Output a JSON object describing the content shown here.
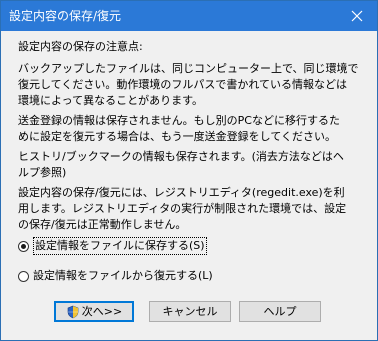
{
  "window": {
    "title": "設定内容の保存/復元",
    "close_glyph": "✕"
  },
  "content": {
    "heading": "設定内容の保存の注意点:",
    "para1": "バックアップしたファイルは、同じコンピューター上で、同じ環境で\n復元してください。動作環境のフルパスで書かれている情報などは\n環境によって異なることがあります。",
    "para2": "送金登録の情報は保存されません。もし別のPCなどに移行するた\nめに設定を復元する場合は、もう一度送金登録をしてください。",
    "para3": "ヒストリ/ブックマークの情報も保存されます。(消去方法などはヘ\nルプ参照)",
    "para4": "設定内容の保存/復元には、レジストリエディタ(regedit.exe)を利\n用します。レジストリエディタの実行が制限された環境では、設定\nの保存/復元は正常動作しません。"
  },
  "options": {
    "save_label": "設定情報をファイルに保存する(S)",
    "save_selected": true,
    "restore_label": "設定情報をファイルから復元する(L)",
    "restore_selected": false
  },
  "buttons": {
    "next_label": "次へ>>",
    "cancel_label": "キャンセル",
    "help_label": "ヘルプ"
  },
  "colors": {
    "titlebar": "#2b79d7",
    "default_button_border": "#0078d7"
  }
}
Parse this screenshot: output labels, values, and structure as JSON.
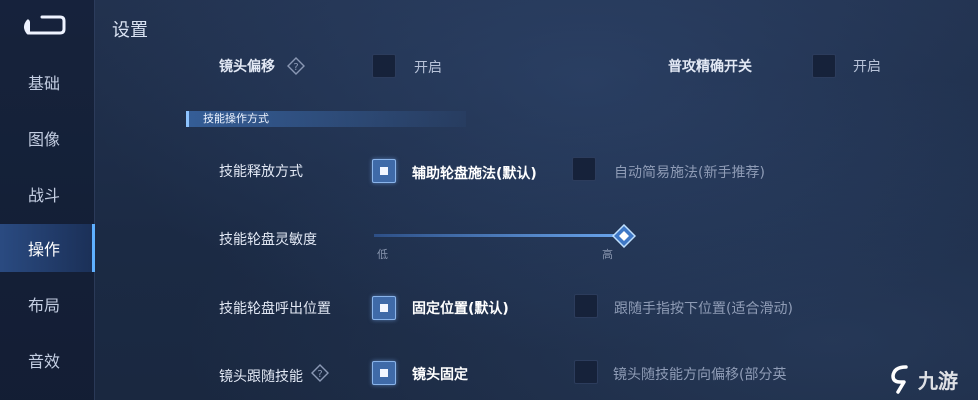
{
  "header": {
    "title": "设置"
  },
  "sidebar": {
    "items": [
      {
        "label": "基础",
        "active": false
      },
      {
        "label": "图像",
        "active": false
      },
      {
        "label": "战斗",
        "active": false
      },
      {
        "label": "操作",
        "active": true
      },
      {
        "label": "布局",
        "active": false
      },
      {
        "label": "音效",
        "active": false
      }
    ]
  },
  "top_row": {
    "camera_offset": {
      "label": "镜头偏移",
      "toggle_label": "开启",
      "checked": false
    },
    "precise_attack": {
      "label": "普攻精确开关",
      "toggle_label": "开启",
      "checked": false
    }
  },
  "section": {
    "title": "技能操作方式"
  },
  "skill_cast": {
    "label": "技能释放方式",
    "option1": "辅助轮盘施法(默认)",
    "option2": "自动简易施法(新手推荐)",
    "selected": 1
  },
  "wheel_sensitivity": {
    "label": "技能轮盘灵敏度",
    "min_label": "低",
    "max_label": "高",
    "value": 1.0
  },
  "wheel_position": {
    "label": "技能轮盘呼出位置",
    "option1": "固定位置(默认)",
    "option2": "跟随手指按下位置(适合滑动)",
    "selected": 1
  },
  "camera_follow": {
    "label": "镜头跟随技能",
    "option1": "镜头固定",
    "option2": "镜头随技能方向偏移(部分英",
    "selected": 1
  },
  "watermark": {
    "text": "九游"
  },
  "colors": {
    "accent": "#5fb0ff",
    "checked_fill": "#3f6aa8",
    "background": "#1d2b45"
  }
}
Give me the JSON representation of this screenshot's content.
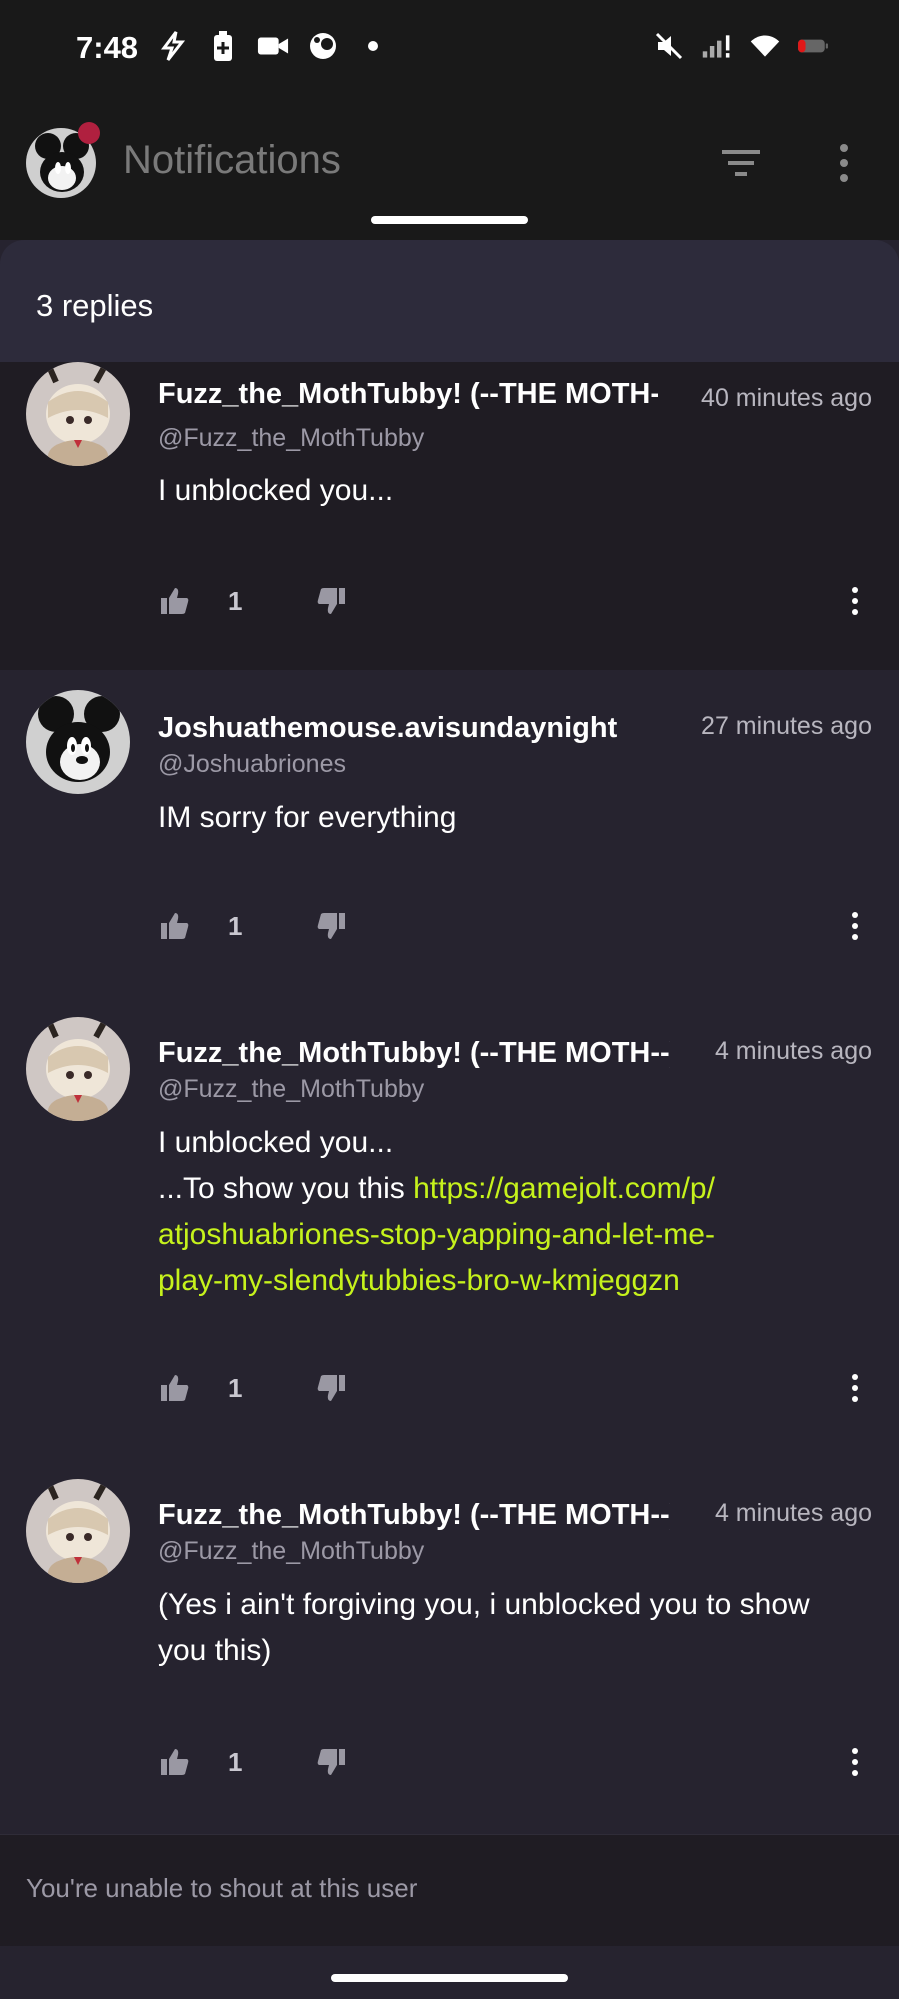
{
  "status_bar": {
    "time": "7:48",
    "left_icons": [
      "flash-icon",
      "battery-saver-icon",
      "video-camera-icon",
      "app-icon",
      "dot-icon"
    ],
    "right_icons": [
      "mute-icon",
      "signal-icon",
      "wifi-icon",
      "battery-icon"
    ]
  },
  "header": {
    "title": "Notifications"
  },
  "sheet": {
    "title": "3 replies"
  },
  "comments": [
    {
      "name": "Fuzz_the_MothTubby! (--THE MOTH--)",
      "handle": "@Fuzz_the_MothTubby",
      "time": "40 minutes ago",
      "body": "I unblocked you...",
      "likes": "1"
    },
    {
      "name": "Joshuathemouse.avisundaynight",
      "handle": "@Joshuabriones",
      "time": "27 minutes ago",
      "body": "IM sorry for everything",
      "likes": "1"
    },
    {
      "name": "Fuzz_the_MothTubby! (--THE MOTH--)",
      "handle": "@Fuzz_the_MothTubby",
      "time": "4 minutes ago",
      "body_line1": "I unblocked you...",
      "body_prefix": "...To show you this ",
      "link_part1": "https://gamejolt.com/p/",
      "link_part2": "atjoshuabriones-stop-yapping-and-let-me-",
      "link_part3": "play-my-slendytubbies-bro-w-kmjeggzn",
      "likes": "1"
    },
    {
      "name": "Fuzz_the_MothTubby! (--THE MOTH--)",
      "handle": "@Fuzz_the_MothTubby",
      "time": "4 minutes ago",
      "body": "(Yes i ain't forgiving you, i unblocked you to show you this)",
      "likes": "1"
    }
  ],
  "footer": {
    "notice": "You're unable to shout at this user"
  },
  "colors": {
    "background": "#26232f",
    "link": "#c6f21c",
    "header_dot": "#b0203f"
  }
}
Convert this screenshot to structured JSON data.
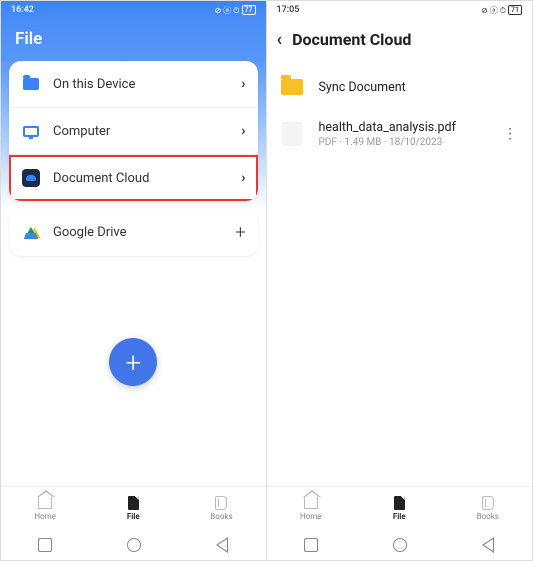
{
  "left": {
    "status": {
      "time": "16:42",
      "battery": "77"
    },
    "title": "File",
    "menu": [
      {
        "label": "On this Device",
        "icon": "folder-blue",
        "action": "chevron"
      },
      {
        "label": "Computer",
        "icon": "computer",
        "action": "chevron"
      },
      {
        "label": "Document Cloud",
        "icon": "cloud",
        "action": "chevron",
        "highlighted": true
      },
      {
        "label": "Google Drive",
        "icon": "gdrive",
        "action": "plus"
      }
    ],
    "fab_label": "+",
    "tabs": {
      "home": "Home",
      "file": "File",
      "books": "Books"
    }
  },
  "right": {
    "status": {
      "time": "17:05",
      "battery": "71"
    },
    "title": "Document Cloud",
    "items": [
      {
        "type": "folder",
        "name": "Sync Document"
      },
      {
        "type": "file",
        "name": "health_data_analysis.pdf",
        "meta": "PDF · 1.49 MB · 18/10/2023"
      }
    ],
    "tabs": {
      "home": "Home",
      "file": "File",
      "books": "Books"
    }
  }
}
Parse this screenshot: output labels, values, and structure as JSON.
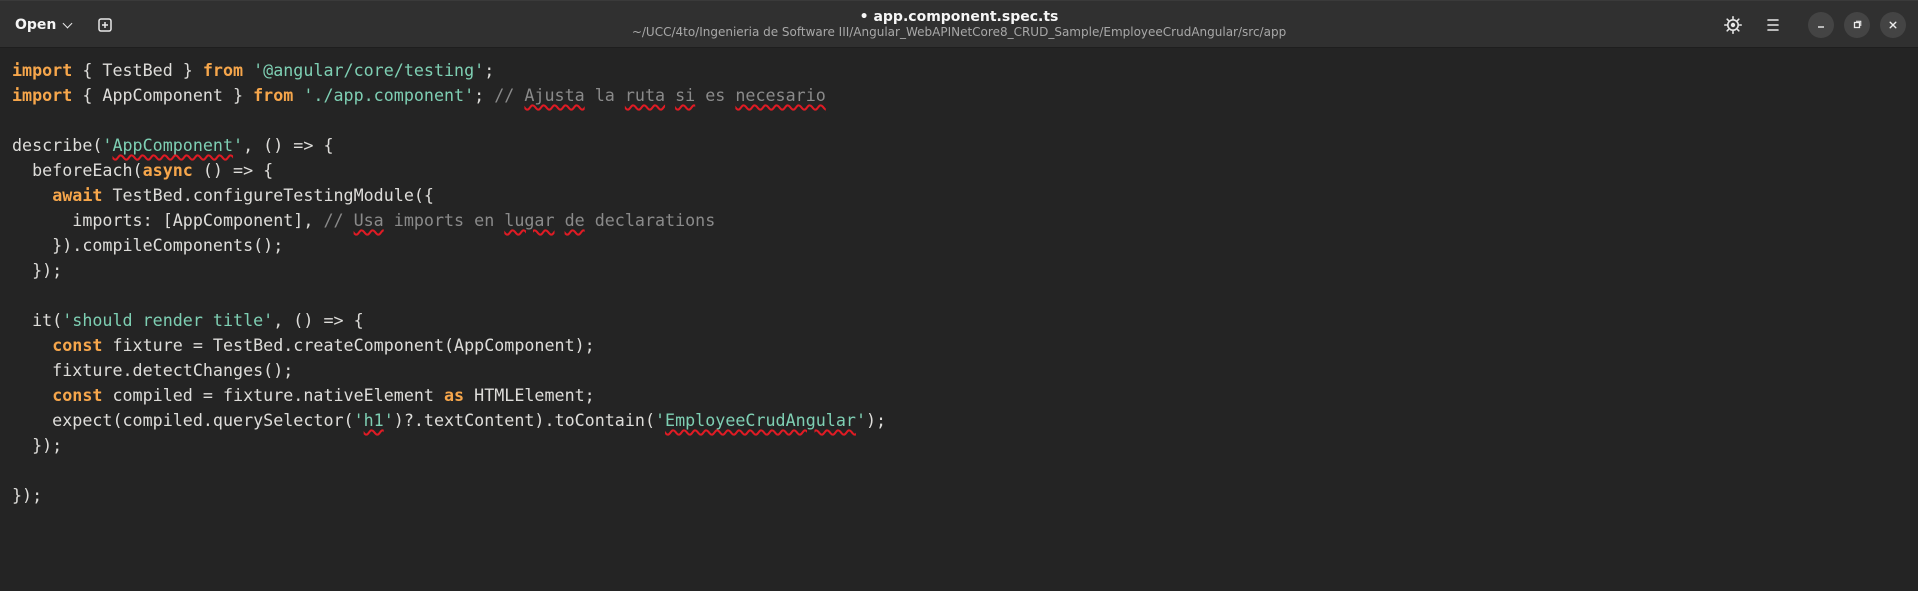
{
  "header": {
    "open_label": "Open",
    "title": "• app.component.spec.ts",
    "path": "~/UCC/4to/Ingenieria de Software III/Angular_WebAPINetCore8_CRUD_Sample/EmployeeCrudAngular/src/app",
    "icons": {
      "open_menu": "chevron-down-icon",
      "new_tab": "new-tab-icon",
      "settings": "brightness-icon",
      "menu": "hamburger-menu-icon",
      "minimize": "minimize-icon",
      "maximize": "maximize-icon",
      "close": "close-icon"
    }
  },
  "colors": {
    "keyword": "#f6a64b",
    "string": "#7ecfb3",
    "comment": "#8a8a8a",
    "text": "#deddda",
    "background": "#242424",
    "headerbar": "#303030",
    "spell_error": "#e01b24"
  },
  "code": {
    "l1": {
      "kw1": "import",
      "t1": " { TestBed } ",
      "kw2": "from",
      "t2": " ",
      "s1": "'@angular/core/testing'",
      "t3": ";"
    },
    "l2": {
      "kw1": "import",
      "t1": " { AppComponent } ",
      "kw2": "from",
      "t2": " ",
      "s1": "'./app.component'",
      "t3": "; ",
      "c1": "// ",
      "c2": "Ajusta",
      "c3": " la ",
      "c4": "ruta",
      "c5": " ",
      "c6": "si",
      "c7": " es ",
      "c8": "necesario"
    },
    "l4": {
      "t1": "describe(",
      "s1": "'",
      "s2": "AppComponent",
      "s3": "'",
      "t2": ", () => {"
    },
    "l5": {
      "t1": "  beforeEach(",
      "kw1": "async",
      "t2": " () => {"
    },
    "l6": {
      "t1": "    ",
      "kw1": "await",
      "t2": " TestBed.configureTestingModule({"
    },
    "l7": {
      "t1": "      imports: [AppComponent], ",
      "c1": "// ",
      "c2": "Usa",
      "c3": " imports en ",
      "c4": "lugar",
      "c5": " ",
      "c6": "de",
      "c7": " declarations"
    },
    "l8": {
      "t1": "    }).compileComponents();"
    },
    "l9": {
      "t1": "  });"
    },
    "l11": {
      "t1": "  it(",
      "s1": "'should render title'",
      "t2": ", () => {"
    },
    "l12": {
      "t1": "    ",
      "kw1": "const",
      "t2": " fixture = TestBed.createComponent(AppComponent);"
    },
    "l13": {
      "t1": "    fixture.detectChanges();"
    },
    "l14": {
      "t1": "    ",
      "kw1": "const",
      "t2": " compiled = fixture.nativeElement ",
      "kw2": "as",
      "t3": " HTMLElement;"
    },
    "l15": {
      "t1": "    expect(compiled.querySelector(",
      "s1": "'",
      "s2": "h1",
      "s3": "'",
      "t2": ")?.textContent).toContain(",
      "s4": "'",
      "s5": "EmployeeCrudAngular",
      "s6": "'",
      "t3": ");"
    },
    "l16": {
      "t1": "  });"
    },
    "l18": {
      "t1": "});"
    }
  }
}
..............................
▶ What the exercise asks: In the entries above, find every line with the word "fixture" and list it.

▶ Task solution:
      "t2": " fixture = TestBed.createComponent(AppComponent);"
      "t1": "    fixture.detectChanges();"
      "t2": " compiled = fixture.nativeElement ",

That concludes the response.